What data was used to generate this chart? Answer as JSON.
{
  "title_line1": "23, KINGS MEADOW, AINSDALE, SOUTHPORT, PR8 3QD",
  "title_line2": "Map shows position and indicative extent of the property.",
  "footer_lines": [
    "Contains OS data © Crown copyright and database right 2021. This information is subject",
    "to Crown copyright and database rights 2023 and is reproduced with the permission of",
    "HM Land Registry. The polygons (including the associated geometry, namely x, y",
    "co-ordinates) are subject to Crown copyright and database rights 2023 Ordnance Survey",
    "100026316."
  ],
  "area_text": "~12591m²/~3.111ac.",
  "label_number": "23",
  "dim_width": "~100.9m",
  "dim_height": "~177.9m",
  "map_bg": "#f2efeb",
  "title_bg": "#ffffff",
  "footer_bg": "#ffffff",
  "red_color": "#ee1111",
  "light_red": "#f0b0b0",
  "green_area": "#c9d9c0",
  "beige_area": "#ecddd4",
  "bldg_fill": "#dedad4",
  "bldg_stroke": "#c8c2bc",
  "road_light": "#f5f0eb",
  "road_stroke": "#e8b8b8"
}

☆ ☆ ☆ ☆ ☆

WRITTEN PROBLEM
Make an exact copy of the records.

RESULT BELOW
What data was used to generate this chart? Answer as JSON.
{
  "title_line1": "23, KINGS MEADOW, AINSDALE, SOUTHPORT, PR8 3QD",
  "title_line2": "Map shows position and indicative extent of the property.",
  "footer_lines": [
    "Contains OS data © Crown copyright and database right 2021. This information is subject",
    "to Crown copyright and database rights 2023 and is reproduced with the permission of",
    "HM Land Registry. The polygons (including the associated geometry, namely x, y",
    "co-ordinates) are subject to Crown copyright and database rights 2023 Ordnance Survey",
    "100026316."
  ],
  "area_text": "~12591m²/~3.111ac.",
  "label_number": "23",
  "dim_width": "~100.9m",
  "dim_height": "~177.9m",
  "map_bg": "#f2efeb",
  "title_bg": "#ffffff",
  "footer_bg": "#ffffff",
  "red_color": "#ee1111",
  "light_red": "#f0b0b0",
  "green_area": "#c9d9c0",
  "beige_area": "#ecddd4",
  "bldg_fill": "#dedad4",
  "bldg_stroke": "#c8c2bc",
  "road_light": "#f5f0eb",
  "road_stroke": "#e8b8b8"
}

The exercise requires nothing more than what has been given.